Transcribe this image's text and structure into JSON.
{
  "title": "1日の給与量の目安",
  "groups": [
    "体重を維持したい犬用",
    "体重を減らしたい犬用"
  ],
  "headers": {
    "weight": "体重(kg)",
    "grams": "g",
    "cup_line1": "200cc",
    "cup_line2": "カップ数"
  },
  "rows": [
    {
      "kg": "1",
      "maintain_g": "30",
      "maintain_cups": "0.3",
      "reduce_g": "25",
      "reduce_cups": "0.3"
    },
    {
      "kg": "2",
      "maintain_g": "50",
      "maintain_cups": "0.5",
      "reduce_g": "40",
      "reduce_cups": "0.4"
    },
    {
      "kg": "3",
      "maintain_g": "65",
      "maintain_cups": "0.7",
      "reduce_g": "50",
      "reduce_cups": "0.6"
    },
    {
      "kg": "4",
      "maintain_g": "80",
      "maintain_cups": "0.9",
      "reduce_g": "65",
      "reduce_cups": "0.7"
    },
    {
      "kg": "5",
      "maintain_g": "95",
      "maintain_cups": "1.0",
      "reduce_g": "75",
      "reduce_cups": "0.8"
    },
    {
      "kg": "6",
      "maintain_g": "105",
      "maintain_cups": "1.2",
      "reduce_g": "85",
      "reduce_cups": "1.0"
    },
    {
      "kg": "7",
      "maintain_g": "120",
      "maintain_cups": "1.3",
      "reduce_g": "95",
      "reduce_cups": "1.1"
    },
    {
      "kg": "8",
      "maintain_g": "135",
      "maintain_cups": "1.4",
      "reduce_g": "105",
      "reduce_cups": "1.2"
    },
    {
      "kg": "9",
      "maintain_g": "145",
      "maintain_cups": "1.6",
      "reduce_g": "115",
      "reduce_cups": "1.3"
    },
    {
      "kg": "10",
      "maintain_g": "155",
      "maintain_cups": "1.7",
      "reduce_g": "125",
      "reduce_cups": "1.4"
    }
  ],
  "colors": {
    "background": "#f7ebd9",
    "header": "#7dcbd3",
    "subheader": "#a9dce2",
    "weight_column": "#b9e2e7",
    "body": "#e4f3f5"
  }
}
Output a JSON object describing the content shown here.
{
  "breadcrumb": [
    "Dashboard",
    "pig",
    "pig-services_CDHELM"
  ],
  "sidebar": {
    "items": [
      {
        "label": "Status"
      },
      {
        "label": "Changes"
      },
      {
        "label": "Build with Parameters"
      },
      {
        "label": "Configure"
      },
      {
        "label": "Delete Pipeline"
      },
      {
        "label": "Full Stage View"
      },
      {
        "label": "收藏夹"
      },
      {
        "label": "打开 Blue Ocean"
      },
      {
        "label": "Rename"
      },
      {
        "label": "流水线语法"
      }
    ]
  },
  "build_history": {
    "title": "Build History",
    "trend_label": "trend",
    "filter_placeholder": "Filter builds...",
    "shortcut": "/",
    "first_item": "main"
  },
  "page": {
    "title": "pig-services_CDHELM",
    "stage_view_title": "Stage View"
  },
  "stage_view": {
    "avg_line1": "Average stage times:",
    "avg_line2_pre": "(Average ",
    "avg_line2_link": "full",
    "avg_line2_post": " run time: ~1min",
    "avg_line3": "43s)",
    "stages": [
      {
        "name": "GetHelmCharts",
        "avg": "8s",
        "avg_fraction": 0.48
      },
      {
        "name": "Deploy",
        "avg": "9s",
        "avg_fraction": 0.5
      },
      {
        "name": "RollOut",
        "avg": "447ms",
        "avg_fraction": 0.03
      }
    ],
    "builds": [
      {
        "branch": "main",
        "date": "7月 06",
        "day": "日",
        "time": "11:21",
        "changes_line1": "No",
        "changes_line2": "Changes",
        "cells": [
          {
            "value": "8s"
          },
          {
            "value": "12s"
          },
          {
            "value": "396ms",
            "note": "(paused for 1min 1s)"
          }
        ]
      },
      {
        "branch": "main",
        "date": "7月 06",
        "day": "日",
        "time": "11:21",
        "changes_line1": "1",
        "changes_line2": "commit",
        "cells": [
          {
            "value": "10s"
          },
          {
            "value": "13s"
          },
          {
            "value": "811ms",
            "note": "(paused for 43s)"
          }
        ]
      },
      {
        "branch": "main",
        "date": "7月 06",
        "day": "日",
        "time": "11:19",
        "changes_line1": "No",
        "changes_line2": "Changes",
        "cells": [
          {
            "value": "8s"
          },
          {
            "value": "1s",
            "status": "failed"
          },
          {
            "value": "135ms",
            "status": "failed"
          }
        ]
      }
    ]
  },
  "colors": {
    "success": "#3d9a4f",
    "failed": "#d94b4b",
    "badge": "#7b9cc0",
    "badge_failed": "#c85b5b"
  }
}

* * *

● **Task instructions**
From the records above, how many lines include the word "Average"? Only the number is wanted.

● **The output**
2